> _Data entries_
——

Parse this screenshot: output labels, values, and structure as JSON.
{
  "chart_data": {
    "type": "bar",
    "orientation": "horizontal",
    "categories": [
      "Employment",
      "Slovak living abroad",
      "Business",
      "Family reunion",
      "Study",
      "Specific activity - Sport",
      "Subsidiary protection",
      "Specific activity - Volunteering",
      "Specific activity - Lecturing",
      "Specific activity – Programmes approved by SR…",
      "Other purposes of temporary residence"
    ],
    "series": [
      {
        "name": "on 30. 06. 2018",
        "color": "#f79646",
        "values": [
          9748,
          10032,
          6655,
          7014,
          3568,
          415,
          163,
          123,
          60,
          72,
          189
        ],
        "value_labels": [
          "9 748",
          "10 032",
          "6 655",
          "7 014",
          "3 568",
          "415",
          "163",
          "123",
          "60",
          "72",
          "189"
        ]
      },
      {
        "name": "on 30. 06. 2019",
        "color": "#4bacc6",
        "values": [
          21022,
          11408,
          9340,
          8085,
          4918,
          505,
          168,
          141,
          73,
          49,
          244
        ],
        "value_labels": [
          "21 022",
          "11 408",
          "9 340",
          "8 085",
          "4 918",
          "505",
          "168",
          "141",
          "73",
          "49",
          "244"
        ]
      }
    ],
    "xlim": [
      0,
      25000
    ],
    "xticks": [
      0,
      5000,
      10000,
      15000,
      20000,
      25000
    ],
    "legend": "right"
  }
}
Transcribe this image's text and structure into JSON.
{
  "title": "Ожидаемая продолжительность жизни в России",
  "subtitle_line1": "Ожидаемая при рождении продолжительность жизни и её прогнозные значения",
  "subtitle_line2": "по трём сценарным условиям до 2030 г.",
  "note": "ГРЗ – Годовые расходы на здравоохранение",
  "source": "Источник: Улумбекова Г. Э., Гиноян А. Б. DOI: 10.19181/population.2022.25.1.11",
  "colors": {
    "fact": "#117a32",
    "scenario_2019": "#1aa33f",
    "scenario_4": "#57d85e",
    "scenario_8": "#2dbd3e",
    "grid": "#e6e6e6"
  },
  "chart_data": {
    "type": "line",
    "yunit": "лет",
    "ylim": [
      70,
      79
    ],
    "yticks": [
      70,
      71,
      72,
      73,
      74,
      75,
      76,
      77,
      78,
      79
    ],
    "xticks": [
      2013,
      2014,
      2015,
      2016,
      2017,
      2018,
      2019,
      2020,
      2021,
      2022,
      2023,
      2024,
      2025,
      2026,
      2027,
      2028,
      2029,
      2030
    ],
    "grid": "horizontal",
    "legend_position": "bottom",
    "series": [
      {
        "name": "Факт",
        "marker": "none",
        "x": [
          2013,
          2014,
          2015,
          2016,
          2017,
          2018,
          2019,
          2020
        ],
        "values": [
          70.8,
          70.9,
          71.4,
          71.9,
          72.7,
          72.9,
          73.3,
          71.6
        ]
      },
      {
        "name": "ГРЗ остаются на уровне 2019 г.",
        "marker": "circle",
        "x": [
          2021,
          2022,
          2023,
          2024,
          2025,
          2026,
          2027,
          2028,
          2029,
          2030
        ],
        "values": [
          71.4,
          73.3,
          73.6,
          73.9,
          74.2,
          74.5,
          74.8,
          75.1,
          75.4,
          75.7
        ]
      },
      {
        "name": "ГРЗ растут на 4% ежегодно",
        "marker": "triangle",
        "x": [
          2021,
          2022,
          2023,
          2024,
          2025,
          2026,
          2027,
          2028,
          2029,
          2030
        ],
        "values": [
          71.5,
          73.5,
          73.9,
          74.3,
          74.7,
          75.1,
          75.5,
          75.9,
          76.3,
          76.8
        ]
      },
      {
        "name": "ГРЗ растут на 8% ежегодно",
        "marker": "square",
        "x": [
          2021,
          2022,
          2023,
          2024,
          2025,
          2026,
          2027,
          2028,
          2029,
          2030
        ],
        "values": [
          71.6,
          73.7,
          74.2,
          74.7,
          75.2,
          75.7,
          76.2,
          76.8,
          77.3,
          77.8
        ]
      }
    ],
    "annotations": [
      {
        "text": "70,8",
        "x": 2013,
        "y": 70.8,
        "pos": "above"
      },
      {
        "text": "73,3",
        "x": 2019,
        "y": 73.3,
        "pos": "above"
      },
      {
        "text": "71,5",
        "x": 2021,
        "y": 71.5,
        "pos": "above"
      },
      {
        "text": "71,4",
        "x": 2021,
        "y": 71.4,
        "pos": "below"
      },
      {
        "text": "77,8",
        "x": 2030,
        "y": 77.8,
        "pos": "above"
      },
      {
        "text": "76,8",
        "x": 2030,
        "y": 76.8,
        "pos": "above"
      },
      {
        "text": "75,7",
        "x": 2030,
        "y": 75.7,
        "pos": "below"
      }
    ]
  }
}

——

> _INSTRUCTIONS TO FOLLOW_
Your task is to extract all of the records exactly.

> _ANSWER TO THE PROBLEM_
Parse this screenshot: output labels, values, and structure as JSON.
{
  "chart_data": {
    "type": "bar",
    "orientation": "horizontal",
    "categories": [
      "Employment",
      "Slovak living abroad",
      "Business",
      "Family reunion",
      "Study",
      "Specific activity - Sport",
      "Subsidiary protection",
      "Specific activity - Volunteering",
      "Specific activity - Lecturing",
      "Specific activity – Programmes approved by SR…",
      "Other purposes of temporary residence"
    ],
    "series": [
      {
        "name": "on 30. 06. 2018",
        "color": "#f79646",
        "values": [
          9748,
          10032,
          6655,
          7014,
          3568,
          415,
          163,
          123,
          60,
          72,
          189
        ],
        "value_labels": [
          "9 748",
          "10 032",
          "6 655",
          "7 014",
          "3 568",
          "415",
          "163",
          "123",
          "60",
          "72",
          "189"
        ]
      },
      {
        "name": "on 30. 06. 2019",
        "color": "#4bacc6",
        "values": [
          21022,
          11408,
          9340,
          8085,
          4918,
          505,
          168,
          141,
          73,
          49,
          244
        ],
        "value_labels": [
          "21 022",
          "11 408",
          "9 340",
          "8 085",
          "4 918",
          "505",
          "168",
          "141",
          "73",
          "49",
          "244"
        ]
      }
    ],
    "xlim": [
      0,
      25000
    ],
    "xticks": [
      0,
      5000,
      10000,
      15000,
      20000,
      25000
    ],
    "legend": "right"
  }
}
Transcribe this image's text and structure into JSON.
{
  "title": "Ожидаемая продолжительность жизни в России",
  "subtitle_line1": "Ожидаемая при рождении продолжительность жизни и её прогнозные значения",
  "subtitle_line2": "по трём сценарным условиям до 2030 г.",
  "note": "ГРЗ – Годовые расходы на здравоохранение",
  "source": "Источник: Улумбекова Г. Э., Гиноян А. Б. DOI: 10.19181/population.2022.25.1.11",
  "colors": {
    "fact": "#117a32",
    "scenario_2019": "#1aa33f",
    "scenario_4": "#57d85e",
    "scenario_8": "#2dbd3e",
    "grid": "#e6e6e6"
  },
  "chart_data": {
    "type": "line",
    "yunit": "лет",
    "ylim": [
      70,
      79
    ],
    "yticks": [
      70,
      71,
      72,
      73,
      74,
      75,
      76,
      77,
      78,
      79
    ],
    "xticks": [
      2013,
      2014,
      2015,
      2016,
      2017,
      2018,
      2019,
      2020,
      2021,
      2022,
      2023,
      2024,
      2025,
      2026,
      2027,
      2028,
      2029,
      2030
    ],
    "grid": "horizontal",
    "legend_position": "bottom",
    "series": [
      {
        "name": "Факт",
        "marker": "none",
        "x": [
          2013,
          2014,
          2015,
          2016,
          2017,
          2018,
          2019,
          2020
        ],
        "values": [
          70.8,
          70.9,
          71.4,
          71.9,
          72.7,
          72.9,
          73.3,
          71.6
        ]
      },
      {
        "name": "ГРЗ остаются на уровне 2019 г.",
        "marker": "circle",
        "x": [
          2021,
          2022,
          2023,
          2024,
          2025,
          2026,
          2027,
          2028,
          2029,
          2030
        ],
        "values": [
          71.4,
          73.3,
          73.6,
          73.9,
          74.2,
          74.5,
          74.8,
          75.1,
          75.4,
          75.7
        ]
      },
      {
        "name": "ГРЗ растут на 4% ежегодно",
        "marker": "triangle",
        "x": [
          2021,
          2022,
          2023,
          2024,
          2025,
          2026,
          2027,
          2028,
          2029,
          2030
        ],
        "values": [
          71.5,
          73.5,
          73.9,
          74.3,
          74.7,
          75.1,
          75.5,
          75.9,
          76.3,
          76.8
        ]
      },
      {
        "name": "ГРЗ растут на 8% ежегодно",
        "marker": "square",
        "x": [
          2021,
          2022,
          2023,
          2024,
          2025,
          2026,
          2027,
          2028,
          2029,
          2030
        ],
        "values": [
          71.6,
          73.7,
          74.2,
          74.7,
          75.2,
          75.7,
          76.2,
          76.8,
          77.3,
          77.8
        ]
      }
    ],
    "annotations": [
      {
        "text": "70,8",
        "x": 2013,
        "y": 70.8,
        "pos": "above"
      },
      {
        "text": "73,3",
        "x": 2019,
        "y": 73.3,
        "pos": "above"
      },
      {
        "text": "71,5",
        "x": 2021,
        "y": 71.5,
        "pos": "above"
      },
      {
        "text": "71,4",
        "x": 2021,
        "y": 71.4,
        "pos": "below"
      },
      {
        "text": "77,8",
        "x": 2030,
        "y": 77.8,
        "pos": "above"
      },
      {
        "text": "76,8",
        "x": 2030,
        "y": 76.8,
        "pos": "above"
      },
      {
        "text": "75,7",
        "x": 2030,
        "y": 75.7,
        "pos": "below"
      }
    ]
  }
}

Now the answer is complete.